Records that describe figures:
--
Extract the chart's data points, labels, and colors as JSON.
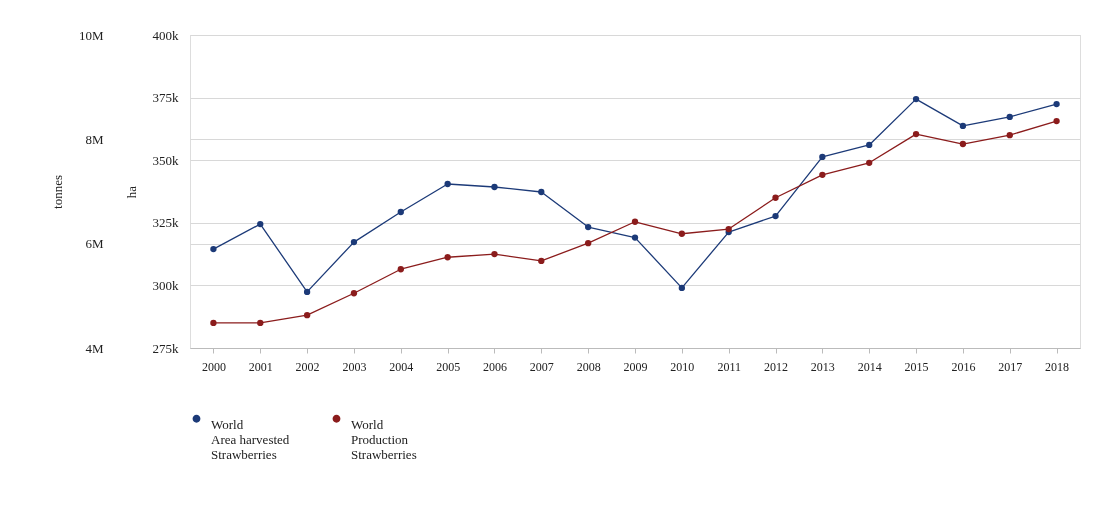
{
  "chart_data": {
    "type": "line",
    "categories": [
      "2000",
      "2001",
      "2002",
      "2003",
      "2004",
      "2005",
      "2006",
      "2007",
      "2008",
      "2009",
      "2010",
      "2011",
      "2012",
      "2013",
      "2014",
      "2015",
      "2016",
      "2017",
      "2018"
    ],
    "ylabel": "ha",
    "y2label": "tonnes",
    "ylim": [
      275000,
      400000
    ],
    "yticks": [
      {
        "value": 275000,
        "label": "275k"
      },
      {
        "value": 300000,
        "label": "300k"
      },
      {
        "value": 325000,
        "label": "325k"
      },
      {
        "value": 350000,
        "label": "350k"
      },
      {
        "value": 375000,
        "label": "375k"
      },
      {
        "value": 400000,
        "label": "400k"
      }
    ],
    "y2lim": [
      4000000,
      10000000
    ],
    "y2ticks": [
      {
        "value": 4000000,
        "label": "4M"
      },
      {
        "value": 6000000,
        "label": "6M"
      },
      {
        "value": 8000000,
        "label": "8M"
      },
      {
        "value": 10000000,
        "label": "10M"
      }
    ],
    "series": [
      {
        "name": "World\nArea harvested\nStrawberries",
        "color": "#1c3a78",
        "values": [
          314500,
          324500,
          297400,
          317300,
          329300,
          340500,
          339300,
          337300,
          323300,
          319100,
          299000,
          321300,
          327700,
          351300,
          356100,
          374400,
          363700,
          367300,
          372400
        ]
      },
      {
        "name": "World\nProduction\nStrawberries",
        "color": "#8b1c1c",
        "axis": "y2",
        "values": [
          4480000,
          4480000,
          4630000,
          5050000,
          5510000,
          5740000,
          5800000,
          5670000,
          6010000,
          6420000,
          6190000,
          6280000,
          6880000,
          7320000,
          7550000,
          8100000,
          7910000,
          8080000,
          8350000
        ]
      }
    ],
    "grid": true,
    "legend": "bottom",
    "marker": "circle",
    "line_style": "solid"
  }
}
--
DESCRIPTION OF THE TASK: Read the data above and pull out each line that holds the string "name".

ANSWER TO THIS EXERCISE:
        "name": "World\nArea harvested\nStrawberries",
        "name": "World\nProduction\nStrawberries",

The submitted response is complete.